Exercise brief:
Copy the listing verbatim, excluding any images found in it.
Start Data provided
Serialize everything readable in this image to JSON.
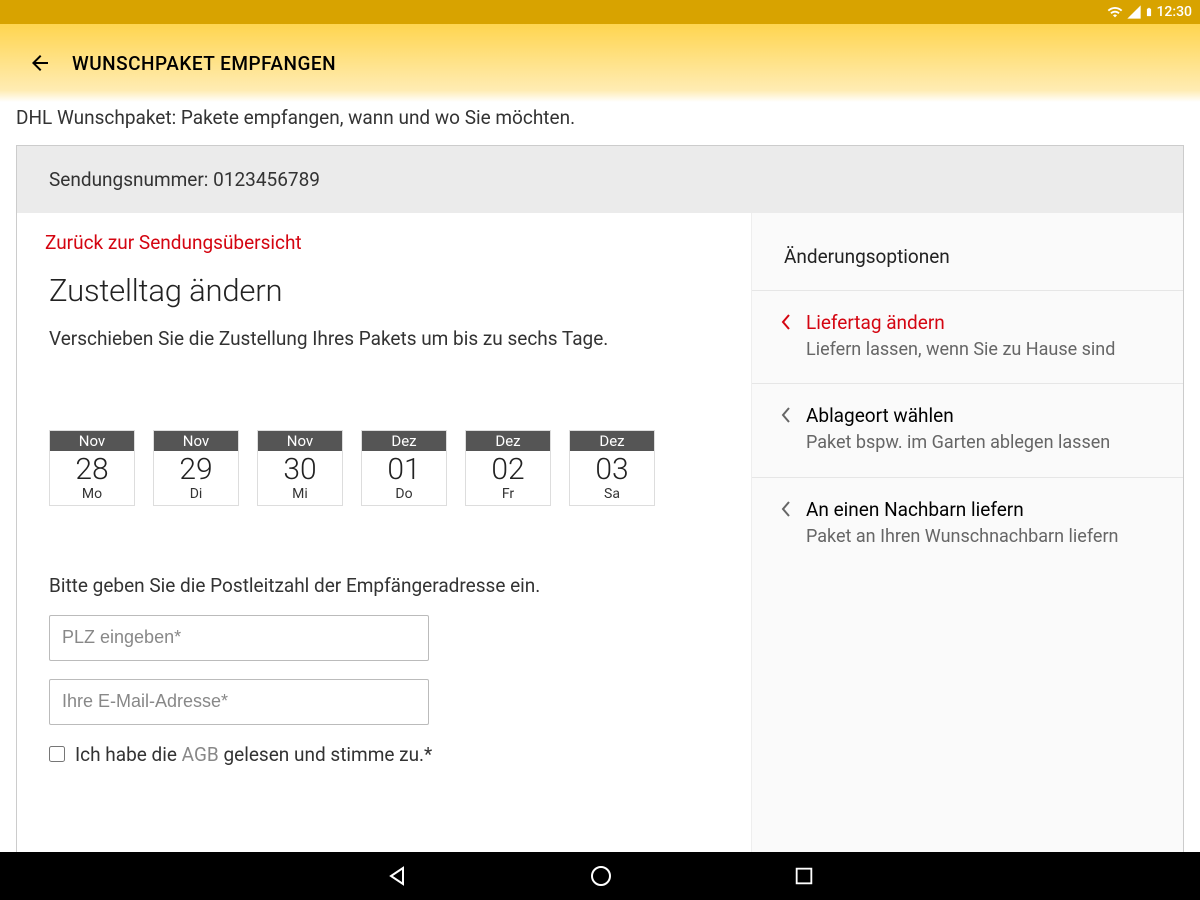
{
  "status": {
    "time": "12:30"
  },
  "appbar": {
    "title": "WUNSCHPAKET EMPFANGEN"
  },
  "subtitle": "DHL Wunschpaket: Pakete empfangen, wann und wo Sie möchten.",
  "shipment": {
    "label": "Sendungsnummer:",
    "number": "0123456789"
  },
  "main": {
    "back_link": "Zurück zur Sendungsübersicht",
    "heading": "Zustelltag ändern",
    "description": "Verschieben Sie die Zustellung Ihres Pakets um bis zu sechs Tage.",
    "dates": [
      {
        "month": "Nov",
        "day": "28",
        "dow": "Mo"
      },
      {
        "month": "Nov",
        "day": "29",
        "dow": "Di"
      },
      {
        "month": "Nov",
        "day": "30",
        "dow": "Mi"
      },
      {
        "month": "Dez",
        "day": "01",
        "dow": "Do"
      },
      {
        "month": "Dez",
        "day": "02",
        "dow": "Fr"
      },
      {
        "month": "Dez",
        "day": "03",
        "dow": "Sa"
      }
    ],
    "plz_prompt": "Bitte geben Sie die Postleitzahl der Empfängeradresse ein.",
    "plz_placeholder": "PLZ eingeben*",
    "email_placeholder": "Ihre E-Mail-Adresse*",
    "agb_prefix": "Ich habe die ",
    "agb_link": "AGB",
    "agb_suffix": " gelesen und stimme zu.*"
  },
  "side": {
    "title": "Änderungsoptionen",
    "options": [
      {
        "label": "Liefertag ändern",
        "sub": "Liefern lassen, wenn Sie zu Hause sind",
        "active": true
      },
      {
        "label": "Ablageort wählen",
        "sub": "Paket bspw. im Garten ablegen lassen",
        "active": false
      },
      {
        "label": "An einen Nachbarn liefern",
        "sub": "Paket an Ihren Wunschnachbarn liefern",
        "active": false
      }
    ]
  }
}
End Data provided
Response:
Serialize everything readable in this image to JSON.
{
  "status": {
    "time": "12:30"
  },
  "appbar": {
    "title": "WUNSCHPAKET EMPFANGEN"
  },
  "subtitle": "DHL Wunschpaket: Pakete empfangen, wann und wo Sie möchten.",
  "shipment": {
    "label": "Sendungsnummer:",
    "number": "0123456789"
  },
  "main": {
    "back_link": "Zurück zur Sendungsübersicht",
    "heading": "Zustelltag ändern",
    "description": "Verschieben Sie die Zustellung Ihres Pakets um bis zu sechs Tage.",
    "dates": [
      {
        "month": "Nov",
        "day": "28",
        "dow": "Mo"
      },
      {
        "month": "Nov",
        "day": "29",
        "dow": "Di"
      },
      {
        "month": "Nov",
        "day": "30",
        "dow": "Mi"
      },
      {
        "month": "Dez",
        "day": "01",
        "dow": "Do"
      },
      {
        "month": "Dez",
        "day": "02",
        "dow": "Fr"
      },
      {
        "month": "Dez",
        "day": "03",
        "dow": "Sa"
      }
    ],
    "plz_prompt": "Bitte geben Sie die Postleitzahl der Empfängeradresse ein.",
    "plz_placeholder": "PLZ eingeben*",
    "email_placeholder": "Ihre E-Mail-Adresse*",
    "agb_prefix": "Ich habe die ",
    "agb_link": "AGB",
    "agb_suffix": " gelesen und stimme zu.*"
  },
  "side": {
    "title": "Änderungsoptionen",
    "options": [
      {
        "label": "Liefertag ändern",
        "sub": "Liefern lassen, wenn Sie zu Hause sind",
        "active": true
      },
      {
        "label": "Ablageort wählen",
        "sub": "Paket bspw. im Garten ablegen lassen",
        "active": false
      },
      {
        "label": "An einen Nachbarn liefern",
        "sub": "Paket an Ihren Wunschnachbarn liefern",
        "active": false
      }
    ]
  }
}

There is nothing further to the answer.